INSTRUCTIONS TO FOLLOW. Your task is to copy every line of the entries that contains "length".

───

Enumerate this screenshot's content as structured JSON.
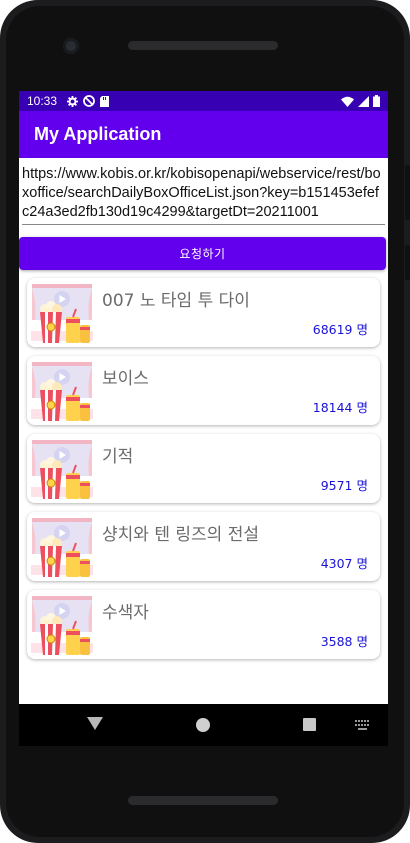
{
  "status_bar": {
    "time": "10:33",
    "icons": [
      "gear-icon",
      "vpn-icon",
      "sd-card-icon"
    ],
    "right_icons": [
      "wifi-icon",
      "signal-icon",
      "battery-icon"
    ]
  },
  "app_bar": {
    "title": "My Application"
  },
  "request": {
    "url": "https://www.kobis.or.kr/kobisopenapi/webservice/rest/boxoffice/searchDailyBoxOfficeList.json?key=b151453efefc24a3ed2fb130d19c4299&targetDt=20211001",
    "button_label": "요청하기"
  },
  "movies": [
    {
      "title": "007 노 타임 투 다이",
      "audience": "68619 명"
    },
    {
      "title": "보이스",
      "audience": "18144 명"
    },
    {
      "title": "기적",
      "audience": "9571 명"
    },
    {
      "title": "샹치와 텐 링즈의 전설",
      "audience": "4307 명"
    },
    {
      "title": "수색자",
      "audience": "3588 명"
    }
  ],
  "colors": {
    "status_bar": "#3700b3",
    "primary": "#6200ee",
    "audience_text": "#1a12d8",
    "title_text": "#6b6b6b"
  }
}
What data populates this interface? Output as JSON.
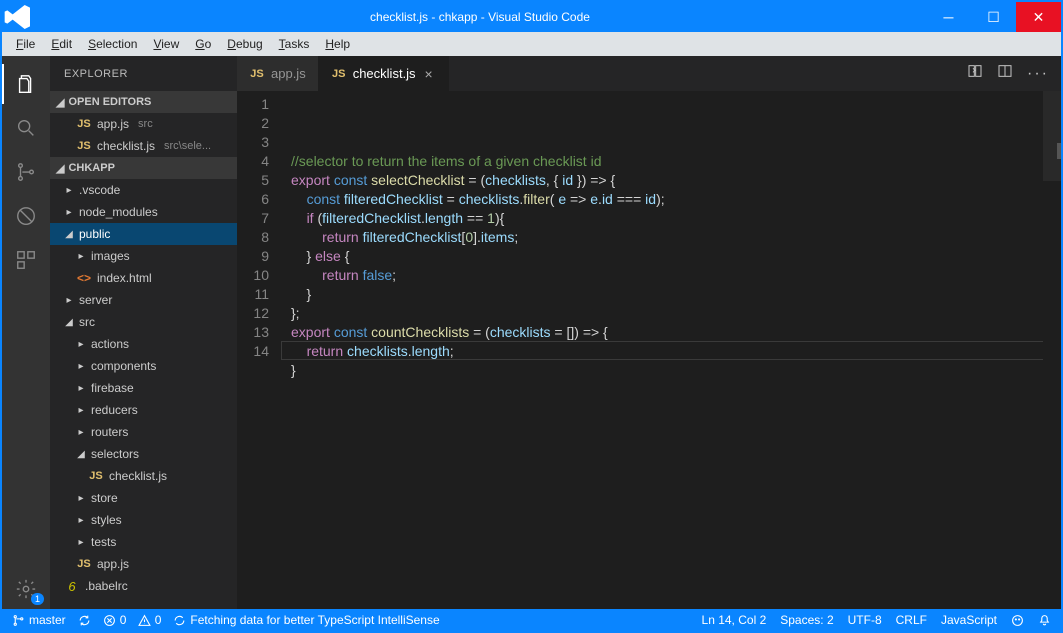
{
  "titlebar": {
    "title": "checklist.js - chkapp - Visual Studio Code"
  },
  "menubar": [
    "File",
    "Edit",
    "Selection",
    "View",
    "Go",
    "Debug",
    "Tasks",
    "Help"
  ],
  "activity": {
    "settings_badge": "1"
  },
  "sidebar": {
    "title": "EXPLORER",
    "sections": {
      "open_editors": {
        "label": "OPEN EDITORS",
        "items": [
          {
            "icon": "JS",
            "name": "app.js",
            "hint": "src"
          },
          {
            "icon": "JS",
            "name": "checklist.js",
            "hint": "src\\sele..."
          }
        ]
      },
      "project": {
        "label": "CHKAPP",
        "tree": [
          {
            "lvl": 1,
            "type": "folder",
            "open": false,
            "name": ".vscode"
          },
          {
            "lvl": 1,
            "type": "folder",
            "open": false,
            "name": "node_modules"
          },
          {
            "lvl": 1,
            "type": "folder",
            "open": true,
            "name": "public",
            "selected": true
          },
          {
            "lvl": 2,
            "type": "folder",
            "open": false,
            "name": "images"
          },
          {
            "lvl": 2,
            "type": "file",
            "icon": "html",
            "name": "index.html"
          },
          {
            "lvl": 1,
            "type": "folder",
            "open": false,
            "name": "server"
          },
          {
            "lvl": 1,
            "type": "folder",
            "open": true,
            "name": "src"
          },
          {
            "lvl": 2,
            "type": "folder",
            "open": false,
            "name": "actions"
          },
          {
            "lvl": 2,
            "type": "folder",
            "open": false,
            "name": "components"
          },
          {
            "lvl": 2,
            "type": "folder",
            "open": false,
            "name": "firebase"
          },
          {
            "lvl": 2,
            "type": "folder",
            "open": false,
            "name": "reducers"
          },
          {
            "lvl": 2,
            "type": "folder",
            "open": false,
            "name": "routers"
          },
          {
            "lvl": 2,
            "type": "folder",
            "open": true,
            "name": "selectors"
          },
          {
            "lvl": 3,
            "type": "file",
            "icon": "js",
            "name": "checklist.js"
          },
          {
            "lvl": 2,
            "type": "folder",
            "open": false,
            "name": "store"
          },
          {
            "lvl": 2,
            "type": "folder",
            "open": false,
            "name": "styles"
          },
          {
            "lvl": 2,
            "type": "folder",
            "open": false,
            "name": "tests"
          },
          {
            "lvl": 2,
            "type": "file",
            "icon": "js",
            "name": "app.js"
          },
          {
            "lvl": 1,
            "type": "file",
            "icon": "babel",
            "name": ".babelrc"
          }
        ]
      }
    }
  },
  "tabs": [
    {
      "icon": "JS",
      "label": "app.js",
      "active": false
    },
    {
      "icon": "JS",
      "label": "checklist.js",
      "active": true
    }
  ],
  "code": {
    "lines": [
      "//selector to return the items of a given checklist id",
      "",
      "export const selectChecklist = (checklists, { id }) => {",
      "    const filteredChecklist = checklists.filter( e => e.id === id);",
      "    if (filteredChecklist.length == 1){",
      "        return filteredChecklist[0].items;",
      "    } else {",
      "        return false;",
      "    }",
      "};",
      "",
      "export const countChecklists = (checklists = []) => {",
      "    return checklists.length;",
      "}"
    ],
    "current_line_index": 13
  },
  "statusbar": {
    "branch": "master",
    "errors": "0",
    "warnings": "0",
    "sync_msg": "Fetching data for better TypeScript IntelliSense",
    "ln_col": "Ln 14, Col 2",
    "spaces": "Spaces: 2",
    "encoding": "UTF-8",
    "eol": "CRLF",
    "language": "JavaScript"
  }
}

───

ANSWER IN FULL.
      "    if (filteredChecklist.length == 1){",
      "    return checklists.length;",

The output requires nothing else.